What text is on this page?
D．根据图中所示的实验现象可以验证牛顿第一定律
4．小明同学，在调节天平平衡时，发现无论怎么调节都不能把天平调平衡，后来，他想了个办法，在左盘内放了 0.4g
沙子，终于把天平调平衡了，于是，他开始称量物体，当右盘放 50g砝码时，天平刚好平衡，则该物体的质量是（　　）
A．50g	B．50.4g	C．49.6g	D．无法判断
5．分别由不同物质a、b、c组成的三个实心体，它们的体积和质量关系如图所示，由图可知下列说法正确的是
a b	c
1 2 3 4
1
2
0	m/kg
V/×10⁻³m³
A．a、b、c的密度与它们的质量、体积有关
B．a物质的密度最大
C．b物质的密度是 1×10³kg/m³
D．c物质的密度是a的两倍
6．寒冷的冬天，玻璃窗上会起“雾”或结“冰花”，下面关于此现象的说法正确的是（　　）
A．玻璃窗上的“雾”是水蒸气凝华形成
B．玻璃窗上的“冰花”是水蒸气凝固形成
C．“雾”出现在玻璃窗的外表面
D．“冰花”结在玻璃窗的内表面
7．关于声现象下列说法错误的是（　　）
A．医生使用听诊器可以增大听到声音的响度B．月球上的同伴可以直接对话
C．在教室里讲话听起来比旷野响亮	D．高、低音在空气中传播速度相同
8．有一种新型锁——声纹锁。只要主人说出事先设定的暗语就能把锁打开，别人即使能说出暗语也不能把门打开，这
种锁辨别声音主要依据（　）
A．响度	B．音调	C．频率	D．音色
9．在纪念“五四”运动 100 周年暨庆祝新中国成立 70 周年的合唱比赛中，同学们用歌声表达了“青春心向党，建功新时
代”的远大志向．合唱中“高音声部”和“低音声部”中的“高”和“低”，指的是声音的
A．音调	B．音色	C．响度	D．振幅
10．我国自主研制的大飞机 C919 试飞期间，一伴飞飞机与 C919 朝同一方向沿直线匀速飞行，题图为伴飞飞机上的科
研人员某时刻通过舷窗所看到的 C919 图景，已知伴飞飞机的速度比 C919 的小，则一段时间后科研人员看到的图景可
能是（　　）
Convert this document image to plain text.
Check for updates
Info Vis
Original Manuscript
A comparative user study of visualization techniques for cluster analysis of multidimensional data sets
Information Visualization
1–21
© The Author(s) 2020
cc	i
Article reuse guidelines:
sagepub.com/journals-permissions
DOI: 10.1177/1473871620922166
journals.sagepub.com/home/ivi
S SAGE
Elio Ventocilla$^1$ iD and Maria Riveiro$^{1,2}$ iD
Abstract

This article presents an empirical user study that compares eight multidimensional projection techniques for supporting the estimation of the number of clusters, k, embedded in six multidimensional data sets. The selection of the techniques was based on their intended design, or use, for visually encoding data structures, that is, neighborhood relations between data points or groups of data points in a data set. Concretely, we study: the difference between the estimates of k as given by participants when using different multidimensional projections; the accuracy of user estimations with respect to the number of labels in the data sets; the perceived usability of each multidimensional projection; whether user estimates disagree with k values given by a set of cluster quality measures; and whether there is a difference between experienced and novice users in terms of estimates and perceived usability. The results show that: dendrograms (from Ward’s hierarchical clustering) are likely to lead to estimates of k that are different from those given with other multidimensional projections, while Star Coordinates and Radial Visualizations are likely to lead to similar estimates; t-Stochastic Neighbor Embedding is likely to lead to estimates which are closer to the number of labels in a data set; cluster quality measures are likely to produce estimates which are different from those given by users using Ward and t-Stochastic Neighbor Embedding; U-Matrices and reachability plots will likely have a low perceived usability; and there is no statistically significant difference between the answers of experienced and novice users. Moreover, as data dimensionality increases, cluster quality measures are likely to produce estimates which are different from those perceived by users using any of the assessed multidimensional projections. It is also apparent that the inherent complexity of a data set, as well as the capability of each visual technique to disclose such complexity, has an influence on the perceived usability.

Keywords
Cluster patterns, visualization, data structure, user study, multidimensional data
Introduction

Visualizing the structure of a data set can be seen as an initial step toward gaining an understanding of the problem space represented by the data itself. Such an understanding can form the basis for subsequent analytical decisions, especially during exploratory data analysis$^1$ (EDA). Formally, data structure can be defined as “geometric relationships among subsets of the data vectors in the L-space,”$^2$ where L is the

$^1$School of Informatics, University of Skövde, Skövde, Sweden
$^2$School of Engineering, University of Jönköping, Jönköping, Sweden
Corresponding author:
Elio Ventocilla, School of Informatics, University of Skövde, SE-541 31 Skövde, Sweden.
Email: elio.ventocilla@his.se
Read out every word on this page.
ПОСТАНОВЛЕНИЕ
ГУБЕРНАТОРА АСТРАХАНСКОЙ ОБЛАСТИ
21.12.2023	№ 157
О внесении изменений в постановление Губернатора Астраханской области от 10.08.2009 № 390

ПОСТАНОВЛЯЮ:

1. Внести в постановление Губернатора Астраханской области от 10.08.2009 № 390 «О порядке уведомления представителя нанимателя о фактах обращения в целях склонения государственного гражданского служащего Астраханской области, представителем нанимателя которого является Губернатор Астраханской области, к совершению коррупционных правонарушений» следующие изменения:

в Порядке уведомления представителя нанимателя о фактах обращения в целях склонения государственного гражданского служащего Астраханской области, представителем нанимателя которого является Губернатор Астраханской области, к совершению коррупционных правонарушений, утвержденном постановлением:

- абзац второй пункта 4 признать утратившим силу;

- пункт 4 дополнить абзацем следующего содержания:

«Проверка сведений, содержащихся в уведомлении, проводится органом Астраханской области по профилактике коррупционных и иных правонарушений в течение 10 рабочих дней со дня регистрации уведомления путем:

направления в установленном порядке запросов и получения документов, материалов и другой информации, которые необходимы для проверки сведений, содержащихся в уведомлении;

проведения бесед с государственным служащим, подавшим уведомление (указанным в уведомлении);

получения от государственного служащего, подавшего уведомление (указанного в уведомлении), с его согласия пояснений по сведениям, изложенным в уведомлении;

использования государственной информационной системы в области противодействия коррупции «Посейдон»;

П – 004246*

What needs to be done:
Nothing in the data may differ; print all of it exactly as written.

Task result:
What text is on this page?
D．根据图中所示的实验现象可以验证牛顿第一定律
4．小明同学，在调节天平平衡时，发现无论怎么调节都不能把天平调平衡，后来，他想了个办法，在左盘内放了 0.4g
沙子，终于把天平调平衡了，于是，他开始称量物体，当右盘放 50g砝码时，天平刚好平衡，则该物体的质量是（　　）
A．50g	B．50.4g	C．49.6g	D．无法判断
5．分别由不同物质a、b、c组成的三个实心体，它们的体积和质量关系如图所示，由图可知下列说法正确的是
a b	c
1 2 3 4
1
2
0	m/kg
V/×10⁻³m³
A．a、b、c的密度与它们的质量、体积有关
B．a物质的密度最大
C．b物质的密度是 1×10³kg/m³
D．c物质的密度是a的两倍
6．寒冷的冬天，玻璃窗上会起“雾”或结“冰花”，下面关于此现象的说法正确的是（　　）
A．玻璃窗上的“雾”是水蒸气凝华形成
B．玻璃窗上的“冰花”是水蒸气凝固形成
C．“雾”出现在玻璃窗的外表面
D．“冰花”结在玻璃窗的内表面
7．关于声现象下列说法错误的是（　　）
A．医生使用听诊器可以增大听到声音的响度B．月球上的同伴可以直接对话
C．在教室里讲话听起来比旷野响亮	D．高、低音在空气中传播速度相同
8．有一种新型锁——声纹锁。只要主人说出事先设定的暗语就能把锁打开，别人即使能说出暗语也不能把门打开，这
种锁辨别声音主要依据（　）
A．响度	B．音调	C．频率	D．音色
9．在纪念“五四”运动 100 周年暨庆祝新中国成立 70 周年的合唱比赛中，同学们用歌声表达了“青春心向党，建功新时
代”的远大志向．合唱中“高音声部”和“低音声部”中的“高”和“低”，指的是声音的
A．音调	B．音色	C．响度	D．振幅
10．我国自主研制的大飞机 C919 试飞期间，一伴飞飞机与 C919 朝同一方向沿直线匀速飞行，题图为伴飞飞机上的科
研人员某时刻通过舷窗所看到的 C919 图景，已知伴飞飞机的速度比 C919 的小，则一段时间后科研人员看到的图景可
能是（　　）
Convert this document image to plain text.
Check for updates
Info Vis
Original Manuscript
A comparative user study of visualization techniques for cluster analysis of multidimensional data sets
Information Visualization
1–21
© The Author(s) 2020
cc	i
Article reuse guidelines:
sagepub.com/journals-permissions
DOI: 10.1177/1473871620922166
journals.sagepub.com/home/ivi
S SAGE
Elio Ventocilla$^1$ iD and Maria Riveiro$^{1,2}$ iD
Abstract

This article presents an empirical user study that compares eight multidimensional projection techniques for supporting the estimation of the number of clusters, k, embedded in six multidimensional data sets. The selection of the techniques was based on their intended design, or use, for visually encoding data structures, that is, neighborhood relations between data points or groups of data points in a data set. Concretely, we study: the difference between the estimates of k as given by participants when using different multidimensional projections; the accuracy of user estimations with respect to the number of labels in the data sets; the perceived usability of each multidimensional projection; whether user estimates disagree with k values given by a set of cluster quality measures; and whether there is a difference between experienced and novice users in terms of estimates and perceived usability. The results show that: dendrograms (from Ward’s hierarchical clustering) are likely to lead to estimates of k that are different from those given with other multidimensional projections, while Star Coordinates and Radial Visualizations are likely to lead to similar estimates; t-Stochastic Neighbor Embedding is likely to lead to estimates which are closer to the number of labels in a data set; cluster quality measures are likely to produce estimates which are different from those given by users using Ward and t-Stochastic Neighbor Embedding; U-Matrices and reachability plots will likely have a low perceived usability; and there is no statistically significant difference between the answers of experienced and novice users. Moreover, as data dimensionality increases, cluster quality measures are likely to produce estimates which are different from those perceived by users using any of the assessed multidimensional projections. It is also apparent that the inherent complexity of a data set, as well as the capability of each visual technique to disclose such complexity, has an influence on the perceived usability.

Keywords
Cluster patterns, visualization, data structure, user study, multidimensional data
Introduction

Visualizing the structure of a data set can be seen as an initial step toward gaining an understanding of the problem space represented by the data itself. Such an understanding can form the basis for subsequent analytical decisions, especially during exploratory data analysis$^1$ (EDA). Formally, data structure can be defined as “geometric relationships among subsets of the data vectors in the L-space,”$^2$ where L is the

$^1$School of Informatics, University of Skövde, Skövde, Sweden
$^2$School of Engineering, University of Jönköping, Jönköping, Sweden
Corresponding author:
Elio Ventocilla, School of Informatics, University of Skövde, SE-541 31 Skövde, Sweden.
Email: elio.ventocilla@his.se
Read out every word on this page.
ПОСТАНОВЛЕНИЕ
ГУБЕРНАТОРА АСТРАХАНСКОЙ ОБЛАСТИ
21.12.2023	№ 157
О внесении изменений в постановление Губернатора Астраханской области от 10.08.2009 № 390

ПОСТАНОВЛЯЮ:

1. Внести в постановление Губернатора Астраханской области от 10.08.2009 № 390 «О порядке уведомления представителя нанимателя о фактах обращения в целях склонения государственного гражданского служащего Астраханской области, представителем нанимателя которого является Губернатор Астраханской области, к совершению коррупционных правонарушений» следующие изменения:

в Порядке уведомления представителя нанимателя о фактах обращения в целях склонения государственного гражданского служащего Астраханской области, представителем нанимателя которого является Губернатор Астраханской области, к совершению коррупционных правонарушений, утвержденном постановлением:

- абзац второй пункта 4 признать утратившим силу;

- пункт 4 дополнить абзацем следующего содержания:

«Проверка сведений, содержащихся в уведомлении, проводится органом Астраханской области по профилактике коррупционных и иных правонарушений в течение 10 рабочих дней со дня регистрации уведомления путем:

направления в установленном порядке запросов и получения документов, материалов и другой информации, которые необходимы для проверки сведений, содержащихся в уведомлении;

проведения бесед с государственным служащим, подавшим уведомление (указанным в уведомлении);

получения от государственного служащего, подавшего уведомление (указанного в уведомлении), с его согласия пояснений по сведениям, изложенным в уведомлении;

использования государственной информационной системы в области противодействия коррупции «Посейдон»;

П – 004246*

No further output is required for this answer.